[Records of where elements appear]
================================

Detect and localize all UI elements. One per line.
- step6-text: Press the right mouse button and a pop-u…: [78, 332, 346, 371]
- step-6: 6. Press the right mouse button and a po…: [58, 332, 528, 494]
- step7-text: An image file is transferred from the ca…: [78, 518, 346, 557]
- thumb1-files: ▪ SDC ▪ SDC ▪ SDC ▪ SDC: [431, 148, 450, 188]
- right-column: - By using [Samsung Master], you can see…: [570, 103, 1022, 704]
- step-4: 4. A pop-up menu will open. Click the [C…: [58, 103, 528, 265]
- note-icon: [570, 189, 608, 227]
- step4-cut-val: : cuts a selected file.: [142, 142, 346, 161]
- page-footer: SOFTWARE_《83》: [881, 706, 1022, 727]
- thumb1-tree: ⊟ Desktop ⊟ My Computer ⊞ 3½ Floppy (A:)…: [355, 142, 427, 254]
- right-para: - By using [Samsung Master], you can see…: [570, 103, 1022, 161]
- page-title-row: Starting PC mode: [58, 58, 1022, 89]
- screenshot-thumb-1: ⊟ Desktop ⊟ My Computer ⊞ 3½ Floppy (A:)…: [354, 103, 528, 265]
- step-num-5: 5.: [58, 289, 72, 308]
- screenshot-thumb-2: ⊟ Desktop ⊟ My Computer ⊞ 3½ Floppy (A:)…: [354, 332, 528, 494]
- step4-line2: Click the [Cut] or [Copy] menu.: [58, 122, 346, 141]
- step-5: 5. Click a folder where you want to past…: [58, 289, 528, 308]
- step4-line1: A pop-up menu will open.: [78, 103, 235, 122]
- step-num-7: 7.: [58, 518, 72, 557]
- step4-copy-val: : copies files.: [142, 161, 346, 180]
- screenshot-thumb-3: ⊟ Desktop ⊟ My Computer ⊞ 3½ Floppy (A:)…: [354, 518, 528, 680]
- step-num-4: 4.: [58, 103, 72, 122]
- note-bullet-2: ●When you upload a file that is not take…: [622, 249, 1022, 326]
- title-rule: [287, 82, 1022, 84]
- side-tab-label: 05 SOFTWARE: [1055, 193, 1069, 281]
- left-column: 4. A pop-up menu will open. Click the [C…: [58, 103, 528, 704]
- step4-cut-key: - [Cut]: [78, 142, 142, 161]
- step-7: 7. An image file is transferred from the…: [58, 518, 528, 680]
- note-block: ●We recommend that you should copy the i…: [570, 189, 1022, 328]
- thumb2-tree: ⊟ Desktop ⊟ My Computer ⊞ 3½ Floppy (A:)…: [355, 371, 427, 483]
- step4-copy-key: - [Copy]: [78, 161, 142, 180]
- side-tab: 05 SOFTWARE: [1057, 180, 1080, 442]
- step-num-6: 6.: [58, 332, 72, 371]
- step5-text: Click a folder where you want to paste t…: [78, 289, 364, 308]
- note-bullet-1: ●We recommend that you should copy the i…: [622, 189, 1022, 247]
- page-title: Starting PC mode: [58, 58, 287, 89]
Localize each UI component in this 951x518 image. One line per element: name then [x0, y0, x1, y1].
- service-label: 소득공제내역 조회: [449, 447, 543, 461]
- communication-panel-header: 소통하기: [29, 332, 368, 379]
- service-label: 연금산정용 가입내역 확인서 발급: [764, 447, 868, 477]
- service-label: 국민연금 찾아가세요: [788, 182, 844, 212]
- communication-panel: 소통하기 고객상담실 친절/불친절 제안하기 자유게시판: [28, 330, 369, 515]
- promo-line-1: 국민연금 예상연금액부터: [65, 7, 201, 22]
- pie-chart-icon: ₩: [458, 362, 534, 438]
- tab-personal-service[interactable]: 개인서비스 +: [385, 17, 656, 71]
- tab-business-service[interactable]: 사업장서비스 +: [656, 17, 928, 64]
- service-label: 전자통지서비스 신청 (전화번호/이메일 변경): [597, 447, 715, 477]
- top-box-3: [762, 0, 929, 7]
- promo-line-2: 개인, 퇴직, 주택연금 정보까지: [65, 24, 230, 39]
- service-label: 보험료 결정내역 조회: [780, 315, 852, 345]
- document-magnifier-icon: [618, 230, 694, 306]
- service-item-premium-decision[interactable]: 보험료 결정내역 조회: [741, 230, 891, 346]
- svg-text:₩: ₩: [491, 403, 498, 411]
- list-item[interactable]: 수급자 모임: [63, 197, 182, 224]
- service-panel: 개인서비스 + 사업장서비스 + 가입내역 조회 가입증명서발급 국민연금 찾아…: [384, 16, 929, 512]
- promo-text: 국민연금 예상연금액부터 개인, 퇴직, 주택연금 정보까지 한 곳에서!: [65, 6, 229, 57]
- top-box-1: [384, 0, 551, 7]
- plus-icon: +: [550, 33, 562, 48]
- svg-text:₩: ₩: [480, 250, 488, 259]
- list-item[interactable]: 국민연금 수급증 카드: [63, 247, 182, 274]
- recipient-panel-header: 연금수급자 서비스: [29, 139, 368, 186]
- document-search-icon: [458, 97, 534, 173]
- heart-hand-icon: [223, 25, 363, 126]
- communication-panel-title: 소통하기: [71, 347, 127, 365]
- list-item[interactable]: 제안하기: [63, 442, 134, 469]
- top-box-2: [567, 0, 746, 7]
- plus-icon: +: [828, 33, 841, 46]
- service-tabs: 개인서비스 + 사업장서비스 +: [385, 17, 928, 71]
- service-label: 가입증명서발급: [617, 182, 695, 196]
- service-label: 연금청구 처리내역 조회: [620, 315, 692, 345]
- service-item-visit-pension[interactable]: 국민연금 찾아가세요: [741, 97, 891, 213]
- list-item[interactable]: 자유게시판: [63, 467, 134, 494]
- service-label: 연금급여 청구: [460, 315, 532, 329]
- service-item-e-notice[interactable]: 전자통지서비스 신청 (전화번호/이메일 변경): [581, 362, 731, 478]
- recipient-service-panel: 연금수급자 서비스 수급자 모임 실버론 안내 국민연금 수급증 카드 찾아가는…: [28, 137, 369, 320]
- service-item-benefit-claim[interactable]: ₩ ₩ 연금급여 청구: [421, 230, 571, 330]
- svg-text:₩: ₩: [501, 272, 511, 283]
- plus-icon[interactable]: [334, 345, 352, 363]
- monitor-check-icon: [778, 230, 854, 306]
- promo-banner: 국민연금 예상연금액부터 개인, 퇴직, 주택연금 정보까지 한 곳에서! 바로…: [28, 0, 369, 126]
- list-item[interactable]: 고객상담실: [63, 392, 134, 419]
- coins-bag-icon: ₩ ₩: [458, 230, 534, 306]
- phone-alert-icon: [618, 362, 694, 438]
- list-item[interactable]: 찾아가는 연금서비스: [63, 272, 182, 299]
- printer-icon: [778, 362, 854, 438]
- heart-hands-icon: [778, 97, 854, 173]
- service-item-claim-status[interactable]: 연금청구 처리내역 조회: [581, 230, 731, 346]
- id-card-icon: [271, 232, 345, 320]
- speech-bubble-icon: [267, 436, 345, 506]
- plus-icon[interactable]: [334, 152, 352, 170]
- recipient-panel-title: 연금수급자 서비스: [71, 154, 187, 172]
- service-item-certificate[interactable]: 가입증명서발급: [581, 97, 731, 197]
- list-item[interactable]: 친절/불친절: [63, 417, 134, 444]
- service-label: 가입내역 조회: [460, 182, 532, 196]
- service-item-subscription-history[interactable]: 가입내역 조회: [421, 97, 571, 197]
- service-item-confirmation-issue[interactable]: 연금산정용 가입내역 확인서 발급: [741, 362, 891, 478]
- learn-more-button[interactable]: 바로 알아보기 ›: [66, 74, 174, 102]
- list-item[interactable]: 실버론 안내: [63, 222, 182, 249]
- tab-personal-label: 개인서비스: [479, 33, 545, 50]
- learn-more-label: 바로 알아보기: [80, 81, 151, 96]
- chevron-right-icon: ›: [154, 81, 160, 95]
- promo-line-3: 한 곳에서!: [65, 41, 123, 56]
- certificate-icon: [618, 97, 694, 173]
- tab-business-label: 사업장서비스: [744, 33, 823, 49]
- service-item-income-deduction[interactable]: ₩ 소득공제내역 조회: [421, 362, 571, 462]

================================

**Description of the task**
Rewrite the records from their start through the line containing "- step4-cut-val: : cuts", changing "pop-up" to "popup" and leaving everything else unchanged. Give only those lines.

**Solved problem**
Detect and localize all UI elements. One per line.
- step6-text: Press the right mouse button and a pop-u…: [78, 332, 346, 371]
- step-6: 6. Press the right mouse button and a po…: [58, 332, 528, 494]
- step7-text: An image file is transferred from the ca…: [78, 518, 346, 557]
- thumb1-files: ▪ SDC ▪ SDC ▪ SDC ▪ SDC: [431, 148, 450, 188]
- right-column: - By using [Samsung Master], you can see…: [570, 103, 1022, 704]
- step-4: 4. A popup menu will open. Click the [C…: [58, 103, 528, 265]
- note-icon: [570, 189, 608, 227]
- step4-cut-val: : cuts a selected file.: [142, 142, 346, 161]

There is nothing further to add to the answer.